:: Task inputs

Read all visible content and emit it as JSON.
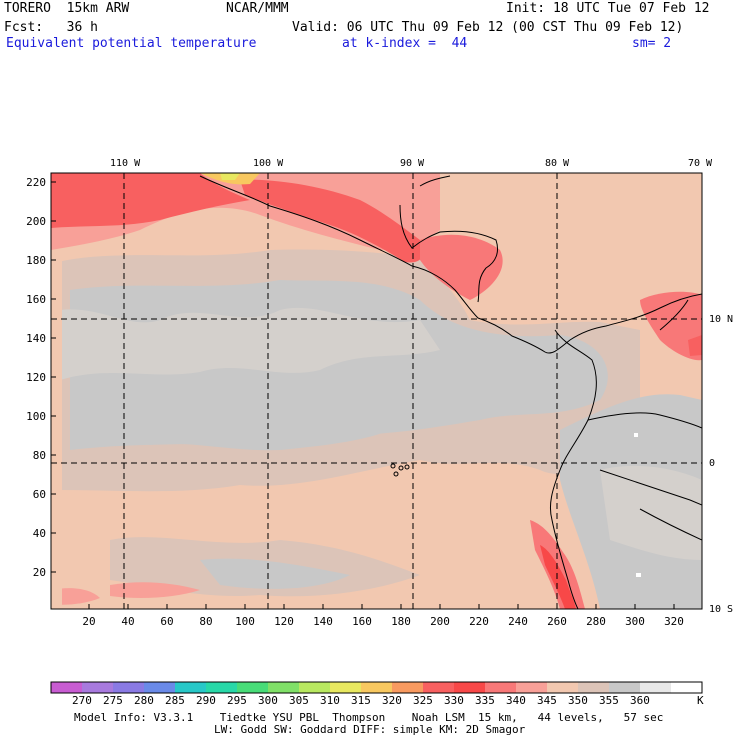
{
  "header": {
    "model_line": "TORERO  15km ARW",
    "org": "NCAR/MMM",
    "init": "Init: 18 UTC Tue 07 Feb 12",
    "fcst": "Fcst:   36 h",
    "valid": "Valid: 06 UTC Thu 09 Feb 12 (00 CST Thu 09 Feb 12)",
    "field": "Equivalent potential temperature",
    "level": "at k-index =  44",
    "smoothing": "sm= 2"
  },
  "map": {
    "top_lon_labels": [
      "110 W",
      "100 W",
      "90 W",
      "80 W",
      "70 W"
    ],
    "right_lat_labels": [
      "10 N",
      "0",
      "10 S"
    ],
    "y_ticks": [
      "220",
      "200",
      "180",
      "160",
      "140",
      "120",
      "100",
      "80",
      "60",
      "40",
      "20"
    ],
    "x_ticks": [
      "20",
      "40",
      "60",
      "80",
      "100",
      "120",
      "140",
      "160",
      "180",
      "200",
      "220",
      "240",
      "260",
      "280",
      "300",
      "320"
    ]
  },
  "colorbar": {
    "unit": "K",
    "labels": [
      "270",
      "275",
      "280",
      "285",
      "290",
      "295",
      "300",
      "305",
      "310",
      "315",
      "320",
      "325",
      "330",
      "335",
      "340",
      "345",
      "350",
      "355",
      "360"
    ],
    "colors": [
      "#c85cd2",
      "#a87ade",
      "#8a7ae4",
      "#6a8ae8",
      "#28c8c8",
      "#28d8a8",
      "#48dc78",
      "#80e068",
      "#b8e860",
      "#e8e860",
      "#f8c860",
      "#f89a60",
      "#f86060",
      "#f84848",
      "#f87878",
      "#f8a098",
      "#f2c8b0",
      "#dcc4b8",
      "#c8c8c8",
      "#e8e8e8",
      "#ffffff"
    ]
  },
  "footer": {
    "line1": "Model Info: V3.3.1    Tiedtke YSU PBL  Thompson    Noah LSM  15 km,   44 levels,   57 sec",
    "line2": "LW: Godd SW: Goddard DIFF: simple KM: 2D Smagor"
  }
}
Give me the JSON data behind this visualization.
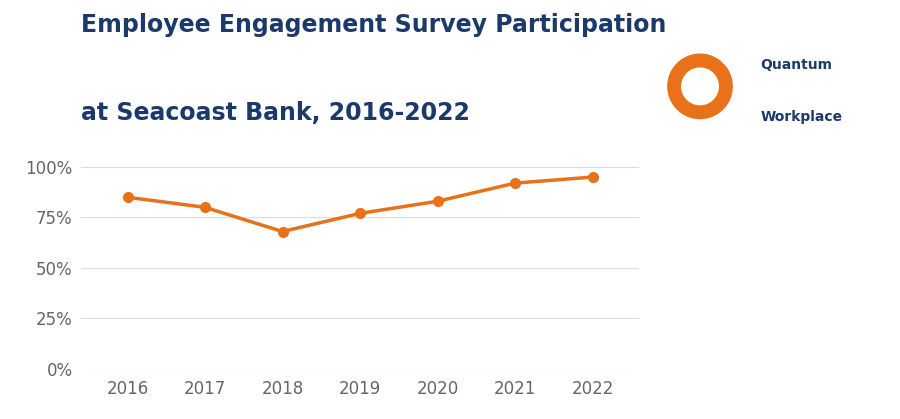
{
  "title_line1": "Employee Engagement Survey Participation",
  "title_line2": "at Seacoast Bank, 2016-2022",
  "years": [
    2016,
    2017,
    2018,
    2019,
    2020,
    2021,
    2022
  ],
  "values": [
    0.85,
    0.8,
    0.68,
    0.77,
    0.83,
    0.92,
    0.95
  ],
  "line_color": "#E8711A",
  "marker_color": "#E8711A",
  "title_color": "#1B3A6B",
  "axis_label_color": "#666666",
  "grid_color": "#DDDDDD",
  "background_color": "#FFFFFF",
  "yticks": [
    0.0,
    0.25,
    0.5,
    0.75,
    1.0
  ],
  "ytick_labels": [
    "0%",
    "25%",
    "50%",
    "75%",
    "100%"
  ],
  "ylim": [
    0,
    1.08
  ],
  "xlim": [
    2015.4,
    2022.6
  ],
  "title_fontsize": 17,
  "tick_fontsize": 12,
  "line_width": 2.5,
  "marker_size": 7,
  "logo_text1": "Quantum",
  "logo_text2": "Workplace",
  "logo_color": "#1B3A6B",
  "logo_circle_color": "#E8711A"
}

::::

Repeat the data exactly, without the pictures.

Read all visible content and emit it as JSON.
{
  "header": {
    "model_line": "TORERO  15km ARW",
    "org": "NCAR/MMM",
    "init": "Init: 18 UTC Tue 07 Feb 12",
    "fcst": "Fcst:   36 h",
    "valid": "Valid: 06 UTC Thu 09 Feb 12 (00 CST Thu 09 Feb 12)",
    "field": "Equivalent potential temperature",
    "level": "at k-index =  44",
    "smoothing": "sm= 2"
  },
  "map": {
    "top_lon_labels": [
      "110 W",
      "100 W",
      "90 W",
      "80 W",
      "70 W"
    ],
    "right_lat_labels": [
      "10 N",
      "0",
      "10 S"
    ],
    "y_ticks": [
      "220",
      "200",
      "180",
      "160",
      "140",
      "120",
      "100",
      "80",
      "60",
      "40",
      "20"
    ],
    "x_ticks": [
      "20",
      "40",
      "60",
      "80",
      "100",
      "120",
      "140",
      "160",
      "180",
      "200",
      "220",
      "240",
      "260",
      "280",
      "300",
      "320"
    ]
  },
  "colorbar": {
    "unit": "K",
    "labels": [
      "270",
      "275",
      "280",
      "285",
      "290",
      "295",
      "300",
      "305",
      "310",
      "315",
      "320",
      "325",
      "330",
      "335",
      "340",
      "345",
      "350",
      "355",
      "360"
    ],
    "colors": [
      "#c85cd2",
      "#a87ade",
      "#8a7ae4",
      "#6a8ae8",
      "#28c8c8",
      "#28d8a8",
      "#48dc78",
      "#80e068",
      "#b8e860",
      "#e8e860",
      "#f8c860",
      "#f89a60",
      "#f86060",
      "#f84848",
      "#f87878",
      "#f8a098",
      "#f2c8b0",
      "#dcc4b8",
      "#c8c8c8",
      "#e8e8e8",
      "#ffffff"
    ]
  },
  "footer": {
    "line1": "Model Info: V3.3.1    Tiedtke YSU PBL  Thompson    Noah LSM  15 km,   44 levels,   57 sec",
    "line2": "LW: Godd SW: Goddard DIFF: simple KM: 2D Smagor"
  }
}
Give me the JSON data behind this visualization.
{
  "title_line1": "Employee Engagement Survey Participation",
  "title_line2": "at Seacoast Bank, 2016-2022",
  "years": [
    2016,
    2017,
    2018,
    2019,
    2020,
    2021,
    2022
  ],
  "values": [
    0.85,
    0.8,
    0.68,
    0.77,
    0.83,
    0.92,
    0.95
  ],
  "line_color": "#E8711A",
  "marker_color": "#E8711A",
  "title_color": "#1B3A6B",
  "axis_label_color": "#666666",
  "grid_color": "#DDDDDD",
  "background_color": "#FFFFFF",
  "yticks": [
    0.0,
    0.25,
    0.5,
    0.75,
    1.0
  ],
  "ytick_labels": [
    "0%",
    "25%",
    "50%",
    "75%",
    "100%"
  ],
  "ylim": [
    0,
    1.08
  ],
  "xlim": [
    2015.4,
    2022.6
  ],
  "title_fontsize": 17,
  "tick_fontsize": 12,
  "line_width": 2.5,
  "marker_size": 7,
  "logo_text1": "Quantum",
  "logo_text2": "Workplace",
  "logo_color": "#1B3A6B",
  "logo_circle_color": "#E8711A"
}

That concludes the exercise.